From the shoe comparison below, reproduce verbatim the part that opens with the words containing "The Ultimate Minimalist" and closes with "shoes = OUCH!!!".

* Quoted text:
+ + + +
Footwear / September 18, 2020

The Ultimate Minimalist vs Maximalist Shoe Test: 100 Miles in the New Balance MT 110 vs Hoka One One Mafate


 New Balance MT110, $84.99, www.newbalance.com
The Good: Flexibility, a rock plate, grippyness and lightweight = minimal shoe that is awesome on trails.

The Bad: Maximal rocks + minimal shoes = OUCH!!!

Hoka One One Mafate, $150, www.hokaoneone.com.

The Good: When you’re tramping on rocks for 100 miles, you’ll eventually want to switch to the big guys that are 3x thicker and 2x heavier but have little heel-to-toe drop, allowing you to float over rocks.

The Bad: Not figuring out the laces and tongue of the enormous clown shoe before running 27 miles = OUCH!!!
+ + + +
* Given information:
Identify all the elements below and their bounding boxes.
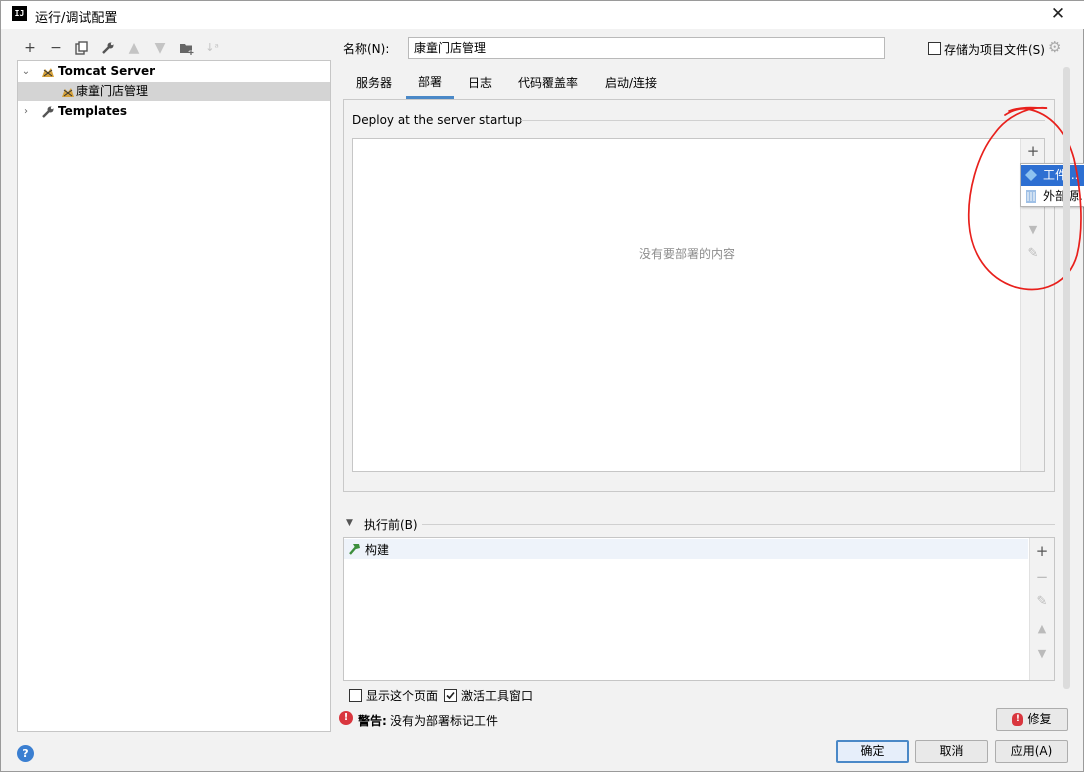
+ + + +
* Solution for this task:
The Ultimate Minimalist vs Maximalist Shoe Test: 100 Miles in the New Balance MT 110 vs Hoka One One Mafate


 New Balance MT110, $84.99, www.newbalance.com
The Good: Flexibility, a rock plate, grippyness and lightweight = minimal shoe that is awesome on trails.

The Bad: Maximal rocks + minimal shoes = OUCH!!!